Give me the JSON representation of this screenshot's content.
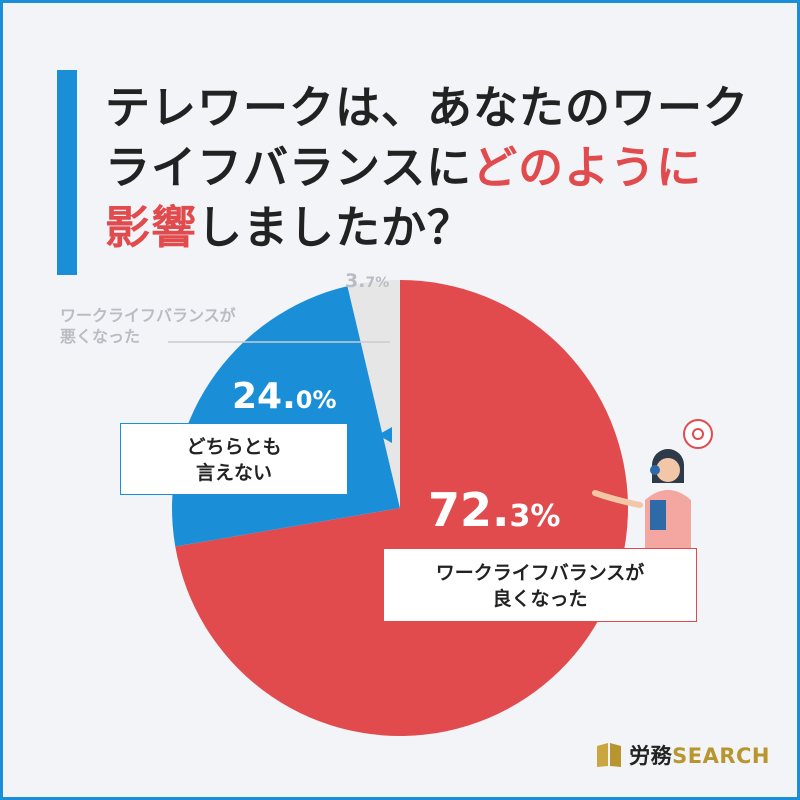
{
  "title": {
    "line1": "テレワークは、あなたのワーク",
    "line2_plain": "ライフバランスに",
    "line2_highlight": "どのように",
    "line3_highlight": "影響",
    "line3_plain": "しましたか？"
  },
  "chart_data": {
    "type": "pie",
    "slices": [
      {
        "label": "ワークライフバランスが良くなった",
        "value": 72.3,
        "display_int": "72.",
        "display_dec": "3%",
        "color": "#e14b4e"
      },
      {
        "label": "どちらとも言えない",
        "value": 24.0,
        "display_int": "24.",
        "display_dec": "0%",
        "color": "#1a8fd8"
      },
      {
        "label": "ワークライフバランスが悪くなった",
        "value": 3.7,
        "display_int": "3.",
        "display_dec": "7%",
        "color": "#e6e6e6"
      }
    ]
  },
  "labels": {
    "good_line1": "ワークライフバランスが",
    "good_line2": "良くなった",
    "neutral_line1": "どちらとも",
    "neutral_line2": "言えない",
    "bad_line1": "ワークライフバランスが",
    "bad_line2": "悪くなった"
  },
  "logo": {
    "text_ja": "労務",
    "text_en": "SEARCH",
    "accent": "#b8952e"
  }
}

### Objective
From the material above, reproduce everything verbatim except the pictures.

### The response
Give me the JSON representation of this screenshot's content.
{
  "title": {
    "line1": "テレワークは、あなたのワーク",
    "line2_plain": "ライフバランスに",
    "line2_highlight": "どのように",
    "line3_highlight": "影響",
    "line3_plain": "しましたか？"
  },
  "chart_data": {
    "type": "pie",
    "slices": [
      {
        "label": "ワークライフバランスが良くなった",
        "value": 72.3,
        "display_int": "72.",
        "display_dec": "3%",
        "color": "#e14b4e"
      },
      {
        "label": "どちらとも言えない",
        "value": 24.0,
        "display_int": "24.",
        "display_dec": "0%",
        "color": "#1a8fd8"
      },
      {
        "label": "ワークライフバランスが悪くなった",
        "value": 3.7,
        "display_int": "3.",
        "display_dec": "7%",
        "color": "#e6e6e6"
      }
    ]
  },
  "labels": {
    "good_line1": "ワークライフバランスが",
    "good_line2": "良くなった",
    "neutral_line1": "どちらとも",
    "neutral_line2": "言えない",
    "bad_line1": "ワークライフバランスが",
    "bad_line2": "悪くなった"
  },
  "logo": {
    "text_ja": "労務",
    "text_en": "SEARCH",
    "accent": "#b8952e"
  }
}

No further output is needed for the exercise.